▸ WRITTEN PROBLEM:
Retype all of the entries word for word.
---------- WORKING DATA
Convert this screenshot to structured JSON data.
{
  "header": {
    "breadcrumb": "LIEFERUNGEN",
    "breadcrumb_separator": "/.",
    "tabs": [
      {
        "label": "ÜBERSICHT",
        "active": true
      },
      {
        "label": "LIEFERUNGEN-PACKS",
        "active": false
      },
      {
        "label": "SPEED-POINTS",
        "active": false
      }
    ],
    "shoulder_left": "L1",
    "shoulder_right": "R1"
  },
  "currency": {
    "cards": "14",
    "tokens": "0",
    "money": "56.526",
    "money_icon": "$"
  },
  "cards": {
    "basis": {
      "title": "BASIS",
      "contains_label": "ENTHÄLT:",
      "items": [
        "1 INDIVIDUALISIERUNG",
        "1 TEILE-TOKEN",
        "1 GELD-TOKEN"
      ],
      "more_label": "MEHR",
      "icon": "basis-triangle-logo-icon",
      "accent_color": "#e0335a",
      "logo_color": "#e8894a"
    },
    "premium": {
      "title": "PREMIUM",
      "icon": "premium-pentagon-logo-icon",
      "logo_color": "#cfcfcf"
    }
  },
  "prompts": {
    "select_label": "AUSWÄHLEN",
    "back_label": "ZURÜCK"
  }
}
--------------------
▸ SOLUTION FOR THIS PROBLEM:
Convert this screenshot to structured JSON data.
{
  "header": {
    "breadcrumb": "LIEFERUNGEN",
    "breadcrumb_separator": "/.",
    "tabs": [
      {
        "label": "ÜBERSICHT",
        "active": true
      },
      {
        "label": "LIEFERUNGEN-PACKS",
        "active": false
      },
      {
        "label": "SPEED-POINTS",
        "active": false
      }
    ],
    "shoulder_left": "L1",
    "shoulder_right": "R1"
  },
  "currency": {
    "cards": "14",
    "tokens": "0",
    "money": "56.526",
    "money_icon": "$"
  },
  "cards": {
    "basis": {
      "title": "BASIS",
      "contains_label": "ENTHÄLT:",
      "items": [
        "1 INDIVIDUALISIERUNG",
        "1 TEILE-TOKEN",
        "1 GELD-TOKEN"
      ],
      "more_label": "MEHR",
      "icon": "basis-triangle-logo-icon",
      "accent_color": "#e0335a",
      "logo_color": "#e8894a"
    },
    "premium": {
      "title": "PREMIUM",
      "icon": "premium-pentagon-logo-icon",
      "logo_color": "#cfcfcf"
    }
  },
  "prompts": {
    "select_label": "AUSWÄHLEN",
    "back_label": "ZURÜCK"
  }
}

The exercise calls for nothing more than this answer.